TASK GOAL: Check each line of the listing below for the word "structured" and say how many lines have it. Nothing else should be written.
-- start of RAW DATA --
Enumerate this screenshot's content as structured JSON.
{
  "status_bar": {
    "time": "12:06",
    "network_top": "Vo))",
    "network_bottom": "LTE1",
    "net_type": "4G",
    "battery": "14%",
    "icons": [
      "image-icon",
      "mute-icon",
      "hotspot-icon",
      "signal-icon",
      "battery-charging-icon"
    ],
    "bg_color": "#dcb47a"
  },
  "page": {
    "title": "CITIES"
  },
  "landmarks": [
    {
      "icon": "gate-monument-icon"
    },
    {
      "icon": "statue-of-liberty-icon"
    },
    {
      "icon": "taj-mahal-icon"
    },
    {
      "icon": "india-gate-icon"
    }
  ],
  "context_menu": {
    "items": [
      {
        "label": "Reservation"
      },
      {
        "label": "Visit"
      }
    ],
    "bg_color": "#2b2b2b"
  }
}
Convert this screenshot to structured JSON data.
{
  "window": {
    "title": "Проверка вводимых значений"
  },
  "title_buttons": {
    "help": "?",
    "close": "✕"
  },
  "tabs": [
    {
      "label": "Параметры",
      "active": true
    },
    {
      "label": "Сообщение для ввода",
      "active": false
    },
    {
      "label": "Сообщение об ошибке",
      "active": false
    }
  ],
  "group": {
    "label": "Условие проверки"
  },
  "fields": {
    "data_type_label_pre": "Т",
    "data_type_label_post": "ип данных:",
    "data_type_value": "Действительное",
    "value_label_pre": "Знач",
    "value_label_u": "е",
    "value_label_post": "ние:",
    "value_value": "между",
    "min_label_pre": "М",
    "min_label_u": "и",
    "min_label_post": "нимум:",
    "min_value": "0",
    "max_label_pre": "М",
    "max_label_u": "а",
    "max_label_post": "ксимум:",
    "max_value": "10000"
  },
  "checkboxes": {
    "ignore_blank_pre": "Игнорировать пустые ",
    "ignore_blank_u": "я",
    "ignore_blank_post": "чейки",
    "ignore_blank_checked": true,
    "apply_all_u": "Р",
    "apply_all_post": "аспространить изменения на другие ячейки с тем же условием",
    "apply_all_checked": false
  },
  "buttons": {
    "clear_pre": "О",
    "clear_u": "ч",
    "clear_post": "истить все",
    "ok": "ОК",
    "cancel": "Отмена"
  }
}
-- end of RAW DATA --
RIGHT ANSWER: 2